• **YOUR OBJECTIVE**: Go through the data below. List every line that holds the word "color".

• **PROVIDED RECORDS**:

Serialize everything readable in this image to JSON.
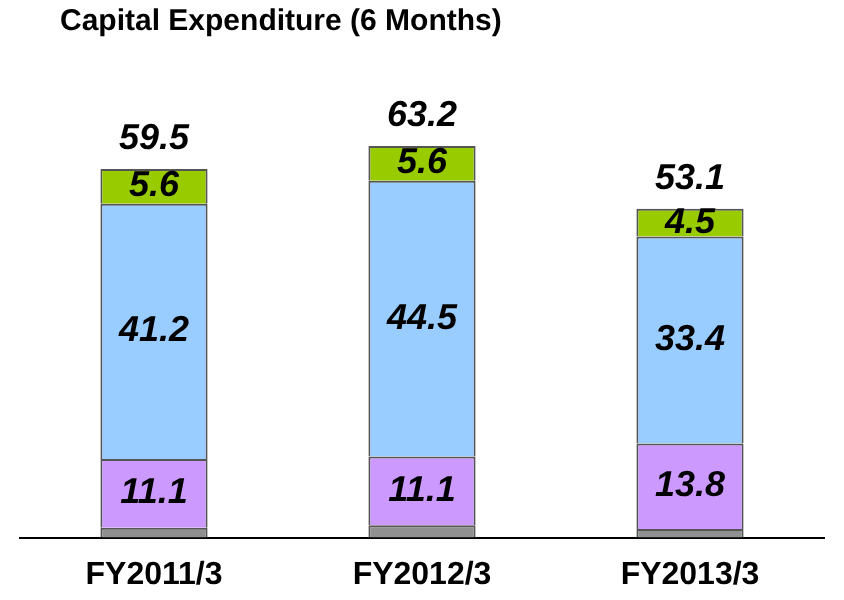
{
  "chart_data": {
    "type": "bar",
    "title": "Capital Expenditure (6 Months)",
    "categories": [
      "FY2011/3",
      "FY2012/3",
      "FY2013/3"
    ],
    "stacked": true,
    "legend": false,
    "grid": false,
    "series": [
      {
        "color": "#909090",
        "values": [
          1.6,
          2.0,
          1.4
        ],
        "value_labels": [
          null,
          null,
          null
        ]
      },
      {
        "color": "#cc99ff",
        "values": [
          11.1,
          11.1,
          13.8
        ],
        "value_labels": [
          "11.1",
          "11.1",
          "13.8"
        ]
      },
      {
        "color": "#99ccff",
        "values": [
          41.2,
          44.5,
          33.4
        ],
        "value_labels": [
          "41.2",
          "44.5",
          "33.4"
        ]
      },
      {
        "color": "#99cc00",
        "values": [
          5.6,
          5.6,
          4.5
        ],
        "value_labels": [
          "5.6",
          "5.6",
          "4.5"
        ]
      }
    ],
    "totals": [
      "59.5",
      "63.2",
      "53.1"
    ]
  }
}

• **RESULT OF THE TASK**:
        "color": "#909090",
        "color": "#cc99ff",
        "color": "#99ccff",
        "color": "#99cc00",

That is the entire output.